- _STATED GOAL_: Reproduce all entries precisely, down to the last character.

Records excerpted from a collection
───
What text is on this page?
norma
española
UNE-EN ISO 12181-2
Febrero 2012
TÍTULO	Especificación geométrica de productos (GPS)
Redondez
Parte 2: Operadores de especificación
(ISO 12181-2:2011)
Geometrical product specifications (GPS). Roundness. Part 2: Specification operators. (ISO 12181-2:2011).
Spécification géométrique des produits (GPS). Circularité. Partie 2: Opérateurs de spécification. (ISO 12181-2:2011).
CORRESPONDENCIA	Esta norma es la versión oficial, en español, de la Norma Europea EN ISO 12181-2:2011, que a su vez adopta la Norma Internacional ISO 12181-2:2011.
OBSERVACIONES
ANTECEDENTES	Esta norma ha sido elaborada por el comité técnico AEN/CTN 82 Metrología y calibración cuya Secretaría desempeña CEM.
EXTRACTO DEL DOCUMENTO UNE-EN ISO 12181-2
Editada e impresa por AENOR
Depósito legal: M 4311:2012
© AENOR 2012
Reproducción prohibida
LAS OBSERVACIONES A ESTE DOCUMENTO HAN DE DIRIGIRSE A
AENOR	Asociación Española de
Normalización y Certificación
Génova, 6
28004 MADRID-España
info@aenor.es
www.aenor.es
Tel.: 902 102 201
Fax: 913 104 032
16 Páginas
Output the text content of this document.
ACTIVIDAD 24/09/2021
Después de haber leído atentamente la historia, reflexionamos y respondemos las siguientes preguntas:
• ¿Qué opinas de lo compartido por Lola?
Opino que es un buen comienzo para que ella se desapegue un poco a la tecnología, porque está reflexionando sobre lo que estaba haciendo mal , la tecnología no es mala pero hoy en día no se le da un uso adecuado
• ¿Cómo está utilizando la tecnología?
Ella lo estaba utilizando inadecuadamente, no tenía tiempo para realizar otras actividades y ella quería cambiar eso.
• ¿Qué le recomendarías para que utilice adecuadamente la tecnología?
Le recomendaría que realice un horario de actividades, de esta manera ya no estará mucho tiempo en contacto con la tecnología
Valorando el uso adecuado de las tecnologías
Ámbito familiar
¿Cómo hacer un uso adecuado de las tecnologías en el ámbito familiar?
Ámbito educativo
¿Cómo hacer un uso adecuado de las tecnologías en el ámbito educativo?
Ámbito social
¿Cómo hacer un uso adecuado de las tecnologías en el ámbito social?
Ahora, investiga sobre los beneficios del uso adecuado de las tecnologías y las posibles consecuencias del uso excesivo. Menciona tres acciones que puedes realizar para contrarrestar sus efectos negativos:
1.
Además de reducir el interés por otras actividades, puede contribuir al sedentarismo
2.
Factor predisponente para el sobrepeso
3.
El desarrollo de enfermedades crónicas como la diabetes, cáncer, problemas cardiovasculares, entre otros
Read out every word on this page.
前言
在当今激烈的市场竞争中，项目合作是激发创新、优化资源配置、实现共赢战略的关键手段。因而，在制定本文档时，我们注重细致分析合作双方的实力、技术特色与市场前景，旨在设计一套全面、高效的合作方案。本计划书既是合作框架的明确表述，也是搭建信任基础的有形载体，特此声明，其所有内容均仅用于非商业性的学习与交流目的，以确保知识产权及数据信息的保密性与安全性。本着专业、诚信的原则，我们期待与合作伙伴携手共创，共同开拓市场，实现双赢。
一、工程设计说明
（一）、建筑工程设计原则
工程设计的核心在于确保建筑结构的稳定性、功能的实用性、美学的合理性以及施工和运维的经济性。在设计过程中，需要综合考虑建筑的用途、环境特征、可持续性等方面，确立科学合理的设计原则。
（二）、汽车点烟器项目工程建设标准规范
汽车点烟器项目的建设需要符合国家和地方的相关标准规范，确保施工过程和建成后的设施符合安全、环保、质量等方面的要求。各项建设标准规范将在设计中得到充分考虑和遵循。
───
- _COMPLETED EXERCISE_:
What text is on this page?
norma
española
UNE-EN ISO 12181-2
Febrero 2012
TÍTULO	Especificación geométrica de productos (GPS)
Redondez
Parte 2: Operadores de especificación
(ISO 12181-2:2011)
Geometrical product specifications (GPS). Roundness. Part 2: Specification operators. (ISO 12181-2:2011).
Spécification géométrique des produits (GPS). Circularité. Partie 2: Opérateurs de spécification. (ISO 12181-2:2011).
CORRESPONDENCIA	Esta norma es la versión oficial, en español, de la Norma Europea EN ISO 12181-2:2011, que a su vez adopta la Norma Internacional ISO 12181-2:2011.
OBSERVACIONES
ANTECEDENTES	Esta norma ha sido elaborada por el comité técnico AEN/CTN 82 Metrología y calibración cuya Secretaría desempeña CEM.
EXTRACTO DEL DOCUMENTO UNE-EN ISO 12181-2
Editada e impresa por AENOR
Depósito legal: M 4311:2012
© AENOR 2012
Reproducción prohibida
LAS OBSERVACIONES A ESTE DOCUMENTO HAN DE DIRIGIRSE A
AENOR	Asociación Española de
Normalización y Certificación
Génova, 6
28004 MADRID-España
info@aenor.es
www.aenor.es
Tel.: 902 102 201
Fax: 913 104 032
16 Páginas
Output the text content of this document.
ACTIVIDAD 24/09/2021
Después de haber leído atentamente la historia, reflexionamos y respondemos las siguientes preguntas:
• ¿Qué opinas de lo compartido por Lola?
Opino que es un buen comienzo para que ella se desapegue un poco a la tecnología, porque está reflexionando sobre lo que estaba haciendo mal , la tecnología no es mala pero hoy en día no se le da un uso adecuado
• ¿Cómo está utilizando la tecnología?
Ella lo estaba utilizando inadecuadamente, no tenía tiempo para realizar otras actividades y ella quería cambiar eso.
• ¿Qué le recomendarías para que utilice adecuadamente la tecnología?
Le recomendaría que realice un horario de actividades, de esta manera ya no estará mucho tiempo en contacto con la tecnología
Valorando el uso adecuado de las tecnologías
Ámbito familiar
¿Cómo hacer un uso adecuado de las tecnologías en el ámbito familiar?
Ámbito educativo
¿Cómo hacer un uso adecuado de las tecnologías en el ámbito educativo?
Ámbito social
¿Cómo hacer un uso adecuado de las tecnologías en el ámbito social?
Ahora, investiga sobre los beneficios del uso adecuado de las tecnologías y las posibles consecuencias del uso excesivo. Menciona tres acciones que puedes realizar para contrarrestar sus efectos negativos:
1.
Además de reducir el interés por otras actividades, puede contribuir al sedentarismo
2.
Factor predisponente para el sobrepeso
3.
El desarrollo de enfermedades crónicas como la diabetes, cáncer, problemas cardiovasculares, entre otros
Read out every word on this page.
前言
在当今激烈的市场竞争中，项目合作是激发创新、优化资源配置、实现共赢战略的关键手段。因而，在制定本文档时，我们注重细致分析合作双方的实力、技术特色与市场前景，旨在设计一套全面、高效的合作方案。本计划书既是合作框架的明确表述，也是搭建信任基础的有形载体，特此声明，其所有内容均仅用于非商业性的学习与交流目的，以确保知识产权及数据信息的保密性与安全性。本着专业、诚信的原则，我们期待与合作伙伴携手共创，共同开拓市场，实现双赢。
一、工程设计说明
（一）、建筑工程设计原则
工程设计的核心在于确保建筑结构的稳定性、功能的实用性、美学的合理性以及施工和运维的经济性。在设计过程中，需要综合考虑建筑的用途、环境特征、可持续性等方面，确立科学合理的设计原则。
（二）、汽车点烟器项目工程建设标准规范
汽车点烟器项目的建设需要符合国家和地方的相关标准规范，确保施工过程和建成后的设施符合安全、环保、质量等方面的要求。各项建设标准规范将在设计中得到充分考虑和遵循。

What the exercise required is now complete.